**What this task involves:** Please format every line of the data below as a Markdown table with two columns, No. and Line, numbering the rows and omitting blank lines.

——————

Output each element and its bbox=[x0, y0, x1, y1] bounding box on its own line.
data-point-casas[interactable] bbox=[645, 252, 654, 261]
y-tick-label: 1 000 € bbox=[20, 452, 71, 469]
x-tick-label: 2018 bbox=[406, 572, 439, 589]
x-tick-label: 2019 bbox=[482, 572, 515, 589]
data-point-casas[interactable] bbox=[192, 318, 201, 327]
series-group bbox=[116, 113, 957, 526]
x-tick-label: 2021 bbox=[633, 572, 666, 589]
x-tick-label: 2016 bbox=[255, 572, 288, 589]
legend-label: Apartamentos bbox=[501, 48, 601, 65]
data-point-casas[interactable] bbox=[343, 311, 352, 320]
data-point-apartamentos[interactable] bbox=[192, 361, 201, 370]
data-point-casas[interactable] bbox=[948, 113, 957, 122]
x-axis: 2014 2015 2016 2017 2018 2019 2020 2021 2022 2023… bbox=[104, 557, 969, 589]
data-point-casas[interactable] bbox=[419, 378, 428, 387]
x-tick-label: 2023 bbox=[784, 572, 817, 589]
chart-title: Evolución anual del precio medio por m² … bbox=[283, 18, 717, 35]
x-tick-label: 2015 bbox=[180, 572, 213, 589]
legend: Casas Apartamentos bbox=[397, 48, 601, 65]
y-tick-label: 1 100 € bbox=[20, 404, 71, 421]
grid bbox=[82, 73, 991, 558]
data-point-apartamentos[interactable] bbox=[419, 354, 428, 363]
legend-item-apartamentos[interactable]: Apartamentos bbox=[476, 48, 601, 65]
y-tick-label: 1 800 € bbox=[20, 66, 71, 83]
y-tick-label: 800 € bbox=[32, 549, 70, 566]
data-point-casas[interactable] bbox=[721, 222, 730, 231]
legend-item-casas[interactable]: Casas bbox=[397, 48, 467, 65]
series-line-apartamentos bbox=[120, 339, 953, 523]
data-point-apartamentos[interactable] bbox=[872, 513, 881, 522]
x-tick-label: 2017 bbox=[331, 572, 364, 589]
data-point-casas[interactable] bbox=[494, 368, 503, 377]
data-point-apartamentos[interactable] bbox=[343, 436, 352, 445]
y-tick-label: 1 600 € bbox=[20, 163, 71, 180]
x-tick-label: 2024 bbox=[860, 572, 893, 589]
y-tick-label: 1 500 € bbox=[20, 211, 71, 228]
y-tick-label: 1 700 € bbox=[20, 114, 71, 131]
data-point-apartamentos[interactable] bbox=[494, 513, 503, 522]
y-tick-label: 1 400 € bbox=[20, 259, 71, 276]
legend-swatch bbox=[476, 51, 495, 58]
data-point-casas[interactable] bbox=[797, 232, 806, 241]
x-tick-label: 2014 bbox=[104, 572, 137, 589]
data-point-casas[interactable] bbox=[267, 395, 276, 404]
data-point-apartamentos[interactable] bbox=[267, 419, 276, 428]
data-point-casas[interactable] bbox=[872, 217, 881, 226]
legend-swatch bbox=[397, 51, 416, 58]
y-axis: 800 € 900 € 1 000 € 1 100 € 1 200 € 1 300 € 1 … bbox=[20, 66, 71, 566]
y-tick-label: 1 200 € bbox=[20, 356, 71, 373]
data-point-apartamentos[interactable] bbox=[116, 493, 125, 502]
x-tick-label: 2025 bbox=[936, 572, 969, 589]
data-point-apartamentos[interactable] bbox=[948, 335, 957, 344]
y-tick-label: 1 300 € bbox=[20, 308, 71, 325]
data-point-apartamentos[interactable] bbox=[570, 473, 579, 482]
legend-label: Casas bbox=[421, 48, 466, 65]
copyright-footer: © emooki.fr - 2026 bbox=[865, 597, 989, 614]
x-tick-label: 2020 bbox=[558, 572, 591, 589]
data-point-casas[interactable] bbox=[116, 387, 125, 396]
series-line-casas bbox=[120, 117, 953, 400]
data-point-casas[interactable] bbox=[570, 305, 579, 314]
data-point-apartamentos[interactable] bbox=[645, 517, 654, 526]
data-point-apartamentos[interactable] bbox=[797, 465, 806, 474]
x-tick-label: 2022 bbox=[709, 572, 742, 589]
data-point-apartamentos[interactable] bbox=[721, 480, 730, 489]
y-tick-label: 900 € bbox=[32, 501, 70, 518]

——————

**Solution to this exercise:**
| No. | Line |
|---|---|
| 1 | Output each element and its bbox=[x0, y0, x1, y1] bounding box on its own line. |
| 2 | data-point-casas[interactable] bbox=[645, 252, 654, 261] |
| 3 | y-tick-label: 1 000 € bbox=[20, 452, 71, 469] |
| 4 | x-tick-label: 2018 bbox=[406, 572, 439, 589] |
| 5 | x-tick-label: 2019 bbox=[482, 572, 515, 589] |
| 6 | data-point-casas[interactable] bbox=[192, 318, 201, 327] |
| 7 | series-group bbox=[116, 113, 957, 526] |
| 8 | x-tick-label: 2021 bbox=[633, 572, 666, 589] |
| 9 | x-tick-label: 2016 bbox=[255, 572, 288, 589] |
| 10 | legend-label: Apartamentos bbox=[501, 48, 601, 65] |
| 11 | data-point-casas[interactable] bbox=[343, 311, 352, 320] |
| 12 | data-point-apartamentos[interactable] bbox=[192, 361, 201, 370] |
| 13 | data-point-casas[interactable] bbox=[948, 113, 957, 122] |
| 14 | x-axis: 2014 2015 2016 2017 2018 2019 2020 2021 2022 2023… bbox=[104, 557, 969, 589] |
| 15 | data-point-casas[interactable] bbox=[419, 378, 428, 387] |
| 16 | x-tick-label: 2023 bbox=[784, 572, 817, 589] |
| 17 | chart-title: Evolución anual del precio medio por m² … bbox=[283, 18, 717, 35] |
| 18 | x-tick-label: 2015 bbox=[180, 572, 213, 589] |
| 19 | legend: Casas Apartamentos bbox=[397, 48, 601, 65] |
| 20 | y-tick-label: 1 100 € bbox=[20, 404, 71, 421] |
| 21 | grid bbox=[82, 73, 991, 558] |
| 22 | data-point-apartamentos[interactable] bbox=[419, 354, 428, 363] |
| 23 | legend-item-apartamentos[interactable]: Apartamentos bbox=[476, 48, 601, 65] |
| 24 | y-tick-label: 1 800 € bbox=[20, 66, 71, 83] |
| 25 | y-tick-label: 800 € bbox=[32, 549, 70, 566] |
| 26 | data-point-casas[interactable] bbox=[721, 222, 730, 231] |
| 27 | legend-item-casas[interactable]: Casas bbox=[397, 48, 467, 65] |
| 28 | series-line-apartamentos bbox=[120, 339, 953, 523] |
| 29 | data-point-apartamentos[interactable] bbox=[872, 513, 881, 522] |
| 30 | x-tick-label: 2017 bbox=[331, 572, 364, 589] |
| 31 | data-point-casas[interactable] bbox=[494, 368, 503, 377] |
| 32 | data-point-apartamentos[interactable] bbox=[343, 436, 352, 445] |
| 33 | y-tick-label: 1 600 € bbox=[20, 163, 71, 180] |
| 34 | x-tick-label: 2024 bbox=[860, 572, 893, 589] |
| 35 | y-tick-label: 1 500 € bbox=[20, 211, 71, 228] |
| 36 | y-tick-label: 1 700 € bbox=[20, 114, 71, 131] |
| 37 | data-point-apartamentos[interactable] bbox=[494, 513, 503, 522] |
| 38 | y-tick-label: 1 400 € bbox=[20, 259, 71, 276] |
| 39 | legend-swatch bbox=[476, 51, 495, 58] |
| 40 | data-point-casas[interactable] bbox=[797, 232, 806, 241] |
| 41 | x-tick-label: 2014 bbox=[104, 572, 137, 589] |
| 42 | data-point-casas[interactable] bbox=[267, 395, 276, 404] |
| 43 | data-point-apartamentos[interactable] bbox=[267, 419, 276, 428] |
| 44 | data-point-casas[interactable] bbox=[872, 217, 881, 226] |
| 45 | legend-swatch bbox=[397, 51, 416, 58] |
| 46 | y-axis: 800 € 900 € 1 000 € 1 100 € 1 200 € 1 300 € 1 … bbox=[20, 66, 71, 566] |
| 47 | y-tick-label: 1 200 € bbox=[20, 356, 71, 373] |
| 48 | data-point-apartamentos[interactable] bbox=[116, 493, 125, 502] |
| 49 | x-tick-label: 2025 bbox=[936, 572, 969, 589] |
| 50 | data-point-apartamentos[interactable] bbox=[948, 335, 957, 344] |
| 51 | y-tick-label: 1 300 € bbox=[20, 308, 71, 325] |
| 52 | data-point-apartamentos[interactable] bbox=[570, 473, 579, 482] |
| 53 | legend-label: Casas bbox=[421, 48, 466, 65] |
| 54 | copyright-footer: © emooki.fr - 2026 bbox=[865, 597, 989, 614] |
| 55 | x-tick-label: 2020 bbox=[558, 572, 591, 589] |
| 56 | data-point-casas[interactable] bbox=[116, 387, 125, 396] |
| 57 | series-line-casas bbox=[120, 117, 953, 400] |
| 58 | data-point-casas[interactable] bbox=[570, 305, 579, 314] |
| 59 | data-point-apartamentos[interactable] bbox=[645, 517, 654, 526] |
| 60 | data-point-apartamentos[interactable] bbox=[797, 465, 806, 474] |
| 61 | x-tick-label: 2022 bbox=[709, 572, 742, 589] |
| 62 | data-point-apartamentos[interactable] bbox=[721, 480, 730, 489] |
| 63 | y-tick-label: 900 € bbox=[32, 501, 70, 518] |